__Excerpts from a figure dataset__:

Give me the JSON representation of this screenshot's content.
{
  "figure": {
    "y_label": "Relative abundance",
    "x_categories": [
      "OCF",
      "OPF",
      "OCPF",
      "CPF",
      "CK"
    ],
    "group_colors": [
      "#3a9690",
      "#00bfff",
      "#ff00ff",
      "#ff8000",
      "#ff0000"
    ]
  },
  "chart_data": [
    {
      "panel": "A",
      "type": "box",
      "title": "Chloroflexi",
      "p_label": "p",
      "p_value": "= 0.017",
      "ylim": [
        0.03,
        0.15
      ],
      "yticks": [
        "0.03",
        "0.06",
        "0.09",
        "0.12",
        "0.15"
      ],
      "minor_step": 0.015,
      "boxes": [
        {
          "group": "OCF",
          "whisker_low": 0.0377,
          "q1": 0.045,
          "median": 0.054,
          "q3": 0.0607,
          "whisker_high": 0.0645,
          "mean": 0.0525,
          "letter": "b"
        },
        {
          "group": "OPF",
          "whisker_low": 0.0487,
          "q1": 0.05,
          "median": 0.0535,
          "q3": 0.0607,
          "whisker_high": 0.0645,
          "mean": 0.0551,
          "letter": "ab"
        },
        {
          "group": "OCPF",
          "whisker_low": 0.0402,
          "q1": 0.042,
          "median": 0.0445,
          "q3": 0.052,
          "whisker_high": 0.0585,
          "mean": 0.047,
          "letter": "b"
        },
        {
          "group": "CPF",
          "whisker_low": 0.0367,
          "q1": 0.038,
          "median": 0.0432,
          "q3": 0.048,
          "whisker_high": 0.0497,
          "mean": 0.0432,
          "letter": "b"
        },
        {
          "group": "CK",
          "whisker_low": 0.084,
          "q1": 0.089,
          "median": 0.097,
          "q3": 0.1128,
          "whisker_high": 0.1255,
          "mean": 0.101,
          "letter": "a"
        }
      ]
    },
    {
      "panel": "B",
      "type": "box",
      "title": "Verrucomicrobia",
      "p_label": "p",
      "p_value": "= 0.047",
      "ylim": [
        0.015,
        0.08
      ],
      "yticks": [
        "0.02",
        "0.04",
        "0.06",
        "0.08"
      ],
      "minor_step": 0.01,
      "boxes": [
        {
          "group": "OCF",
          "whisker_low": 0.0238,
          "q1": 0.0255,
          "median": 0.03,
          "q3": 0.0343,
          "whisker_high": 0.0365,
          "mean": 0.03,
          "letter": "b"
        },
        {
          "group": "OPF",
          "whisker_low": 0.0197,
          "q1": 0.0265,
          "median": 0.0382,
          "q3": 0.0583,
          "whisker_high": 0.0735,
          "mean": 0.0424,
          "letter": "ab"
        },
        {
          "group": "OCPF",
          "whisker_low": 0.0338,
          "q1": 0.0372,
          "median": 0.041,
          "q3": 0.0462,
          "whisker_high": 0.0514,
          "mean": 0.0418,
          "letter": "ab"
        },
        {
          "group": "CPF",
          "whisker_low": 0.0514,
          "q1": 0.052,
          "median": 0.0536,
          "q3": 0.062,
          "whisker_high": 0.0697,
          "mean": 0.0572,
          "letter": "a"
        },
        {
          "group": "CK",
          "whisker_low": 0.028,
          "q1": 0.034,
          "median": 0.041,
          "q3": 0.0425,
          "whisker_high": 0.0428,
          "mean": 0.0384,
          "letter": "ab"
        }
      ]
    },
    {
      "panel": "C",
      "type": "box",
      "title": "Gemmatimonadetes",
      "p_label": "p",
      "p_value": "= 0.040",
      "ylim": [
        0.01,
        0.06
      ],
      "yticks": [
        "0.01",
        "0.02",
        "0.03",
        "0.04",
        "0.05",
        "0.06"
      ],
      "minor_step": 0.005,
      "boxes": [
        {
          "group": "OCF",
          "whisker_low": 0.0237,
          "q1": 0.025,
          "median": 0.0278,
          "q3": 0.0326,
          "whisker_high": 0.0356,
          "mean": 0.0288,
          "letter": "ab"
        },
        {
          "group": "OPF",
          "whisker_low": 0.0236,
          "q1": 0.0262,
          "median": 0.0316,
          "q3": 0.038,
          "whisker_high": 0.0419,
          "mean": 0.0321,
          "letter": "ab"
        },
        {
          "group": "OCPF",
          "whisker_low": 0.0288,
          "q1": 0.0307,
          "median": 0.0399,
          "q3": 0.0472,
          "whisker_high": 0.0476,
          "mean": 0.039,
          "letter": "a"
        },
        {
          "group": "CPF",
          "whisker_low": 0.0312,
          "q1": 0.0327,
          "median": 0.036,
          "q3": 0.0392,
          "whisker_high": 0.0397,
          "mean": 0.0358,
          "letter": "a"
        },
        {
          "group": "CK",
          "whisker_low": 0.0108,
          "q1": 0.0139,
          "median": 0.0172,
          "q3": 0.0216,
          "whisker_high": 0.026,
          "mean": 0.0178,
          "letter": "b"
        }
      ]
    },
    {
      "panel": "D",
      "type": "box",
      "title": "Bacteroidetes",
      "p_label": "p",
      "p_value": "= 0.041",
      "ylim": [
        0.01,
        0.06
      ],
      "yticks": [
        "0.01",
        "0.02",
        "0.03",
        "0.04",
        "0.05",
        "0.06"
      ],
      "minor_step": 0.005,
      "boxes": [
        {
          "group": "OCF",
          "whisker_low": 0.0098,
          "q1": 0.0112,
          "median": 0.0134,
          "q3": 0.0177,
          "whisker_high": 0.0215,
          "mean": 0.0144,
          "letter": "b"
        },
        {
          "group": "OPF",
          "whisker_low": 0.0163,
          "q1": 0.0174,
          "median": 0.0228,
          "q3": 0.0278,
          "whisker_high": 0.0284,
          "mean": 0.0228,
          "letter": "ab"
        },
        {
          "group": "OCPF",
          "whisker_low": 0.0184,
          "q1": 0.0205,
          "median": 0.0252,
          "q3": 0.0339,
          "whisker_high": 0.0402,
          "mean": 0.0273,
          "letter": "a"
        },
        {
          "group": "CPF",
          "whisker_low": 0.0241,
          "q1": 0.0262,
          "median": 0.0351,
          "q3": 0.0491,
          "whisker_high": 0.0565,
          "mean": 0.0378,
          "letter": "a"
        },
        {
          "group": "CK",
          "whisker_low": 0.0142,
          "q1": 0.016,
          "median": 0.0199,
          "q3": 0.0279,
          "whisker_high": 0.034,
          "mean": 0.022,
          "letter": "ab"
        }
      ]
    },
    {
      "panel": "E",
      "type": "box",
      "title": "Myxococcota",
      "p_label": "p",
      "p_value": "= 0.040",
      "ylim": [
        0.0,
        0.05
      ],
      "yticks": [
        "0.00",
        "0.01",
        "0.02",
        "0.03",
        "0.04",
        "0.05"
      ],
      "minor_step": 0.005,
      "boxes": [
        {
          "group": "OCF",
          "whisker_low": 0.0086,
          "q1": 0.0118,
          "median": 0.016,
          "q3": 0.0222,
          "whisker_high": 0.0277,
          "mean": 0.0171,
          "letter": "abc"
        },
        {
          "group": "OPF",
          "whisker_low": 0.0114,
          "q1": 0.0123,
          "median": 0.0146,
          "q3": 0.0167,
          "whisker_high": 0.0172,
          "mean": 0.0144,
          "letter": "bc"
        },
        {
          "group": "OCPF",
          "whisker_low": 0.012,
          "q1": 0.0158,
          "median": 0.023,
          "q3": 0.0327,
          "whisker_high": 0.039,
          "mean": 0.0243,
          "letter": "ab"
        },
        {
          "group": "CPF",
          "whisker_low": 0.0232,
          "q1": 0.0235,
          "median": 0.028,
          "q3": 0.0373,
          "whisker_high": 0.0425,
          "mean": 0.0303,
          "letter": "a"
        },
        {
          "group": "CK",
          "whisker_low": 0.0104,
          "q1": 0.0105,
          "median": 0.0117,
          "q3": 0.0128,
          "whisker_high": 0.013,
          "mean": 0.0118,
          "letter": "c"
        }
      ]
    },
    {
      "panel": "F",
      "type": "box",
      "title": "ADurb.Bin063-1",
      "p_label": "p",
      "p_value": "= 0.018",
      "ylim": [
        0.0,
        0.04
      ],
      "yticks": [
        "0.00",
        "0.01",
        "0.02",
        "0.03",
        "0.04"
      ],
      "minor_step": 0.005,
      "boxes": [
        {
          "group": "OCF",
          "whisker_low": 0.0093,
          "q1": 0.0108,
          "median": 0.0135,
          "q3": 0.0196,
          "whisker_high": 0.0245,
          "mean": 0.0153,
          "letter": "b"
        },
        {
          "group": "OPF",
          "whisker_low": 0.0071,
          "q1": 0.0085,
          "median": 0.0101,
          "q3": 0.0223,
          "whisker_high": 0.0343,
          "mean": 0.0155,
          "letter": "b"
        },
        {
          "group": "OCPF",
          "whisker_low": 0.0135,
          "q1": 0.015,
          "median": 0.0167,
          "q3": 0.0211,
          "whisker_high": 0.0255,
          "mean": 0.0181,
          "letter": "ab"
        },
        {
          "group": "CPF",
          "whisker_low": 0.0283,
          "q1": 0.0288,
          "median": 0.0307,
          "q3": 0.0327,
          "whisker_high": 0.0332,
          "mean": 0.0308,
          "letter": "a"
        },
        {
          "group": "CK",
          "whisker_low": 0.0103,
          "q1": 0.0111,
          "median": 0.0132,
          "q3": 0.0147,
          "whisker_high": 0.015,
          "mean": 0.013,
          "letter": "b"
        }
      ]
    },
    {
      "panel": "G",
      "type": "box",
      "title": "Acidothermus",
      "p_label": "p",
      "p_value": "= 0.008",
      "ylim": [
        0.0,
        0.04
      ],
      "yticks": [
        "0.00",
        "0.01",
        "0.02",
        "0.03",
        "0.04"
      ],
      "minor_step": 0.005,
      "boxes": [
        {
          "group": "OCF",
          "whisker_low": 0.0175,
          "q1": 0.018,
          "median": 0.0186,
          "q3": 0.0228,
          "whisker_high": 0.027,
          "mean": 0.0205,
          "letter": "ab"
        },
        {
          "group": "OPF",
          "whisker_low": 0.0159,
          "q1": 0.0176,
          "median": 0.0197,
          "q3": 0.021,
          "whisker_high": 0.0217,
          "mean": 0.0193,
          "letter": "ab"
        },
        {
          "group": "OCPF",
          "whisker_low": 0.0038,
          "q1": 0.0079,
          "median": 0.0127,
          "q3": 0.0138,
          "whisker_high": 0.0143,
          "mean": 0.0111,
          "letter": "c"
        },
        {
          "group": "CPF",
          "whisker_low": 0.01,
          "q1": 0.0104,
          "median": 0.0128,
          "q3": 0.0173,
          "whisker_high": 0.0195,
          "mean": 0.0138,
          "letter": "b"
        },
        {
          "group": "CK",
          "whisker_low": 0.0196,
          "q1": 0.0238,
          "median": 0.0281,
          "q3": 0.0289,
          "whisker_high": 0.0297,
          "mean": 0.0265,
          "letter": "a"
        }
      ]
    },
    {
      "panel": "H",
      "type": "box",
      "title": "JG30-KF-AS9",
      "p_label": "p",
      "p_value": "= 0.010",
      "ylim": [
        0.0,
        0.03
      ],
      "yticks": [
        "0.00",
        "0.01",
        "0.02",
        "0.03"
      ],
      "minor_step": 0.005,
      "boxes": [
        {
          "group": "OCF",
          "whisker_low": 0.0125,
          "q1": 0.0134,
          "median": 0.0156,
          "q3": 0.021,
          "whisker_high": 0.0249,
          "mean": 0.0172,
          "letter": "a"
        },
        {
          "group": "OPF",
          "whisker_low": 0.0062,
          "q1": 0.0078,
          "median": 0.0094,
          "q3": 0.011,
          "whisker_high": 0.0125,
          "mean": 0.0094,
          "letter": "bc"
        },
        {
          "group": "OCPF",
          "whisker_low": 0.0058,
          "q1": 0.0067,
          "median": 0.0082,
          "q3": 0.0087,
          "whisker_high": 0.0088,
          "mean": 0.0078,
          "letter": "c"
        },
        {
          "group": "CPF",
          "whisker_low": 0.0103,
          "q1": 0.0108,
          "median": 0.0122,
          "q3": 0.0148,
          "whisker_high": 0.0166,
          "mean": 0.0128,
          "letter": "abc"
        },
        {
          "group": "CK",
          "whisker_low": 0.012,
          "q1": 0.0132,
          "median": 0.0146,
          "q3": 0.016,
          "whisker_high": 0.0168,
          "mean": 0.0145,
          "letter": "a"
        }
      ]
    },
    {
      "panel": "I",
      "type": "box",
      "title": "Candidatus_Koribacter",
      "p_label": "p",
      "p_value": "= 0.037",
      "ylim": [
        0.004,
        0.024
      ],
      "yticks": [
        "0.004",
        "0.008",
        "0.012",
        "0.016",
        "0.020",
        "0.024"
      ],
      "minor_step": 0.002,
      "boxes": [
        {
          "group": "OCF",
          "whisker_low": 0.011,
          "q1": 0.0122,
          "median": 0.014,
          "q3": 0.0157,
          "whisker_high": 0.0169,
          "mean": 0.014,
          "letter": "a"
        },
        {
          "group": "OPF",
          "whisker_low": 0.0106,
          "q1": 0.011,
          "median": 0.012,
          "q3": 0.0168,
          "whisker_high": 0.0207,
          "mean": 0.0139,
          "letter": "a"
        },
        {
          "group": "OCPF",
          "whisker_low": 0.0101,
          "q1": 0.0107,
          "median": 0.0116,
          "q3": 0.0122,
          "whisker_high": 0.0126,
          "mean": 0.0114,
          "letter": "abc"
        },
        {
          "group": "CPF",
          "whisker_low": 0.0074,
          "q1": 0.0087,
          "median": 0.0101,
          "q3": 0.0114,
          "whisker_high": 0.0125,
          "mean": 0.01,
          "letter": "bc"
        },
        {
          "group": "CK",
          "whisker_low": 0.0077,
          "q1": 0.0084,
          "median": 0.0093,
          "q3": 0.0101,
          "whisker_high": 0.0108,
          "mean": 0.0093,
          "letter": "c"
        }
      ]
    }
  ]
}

__Aim of the exercise__: Go through the material and copy out every line with "panel" in it.

__Response to this exercise__:
      "panel": "A",
      "panel": "B",
      "panel": "C",
      "panel": "D",
      "panel": "E",
      "panel": "F",
      "panel": "G",
      "panel": "H",
      "panel": "I",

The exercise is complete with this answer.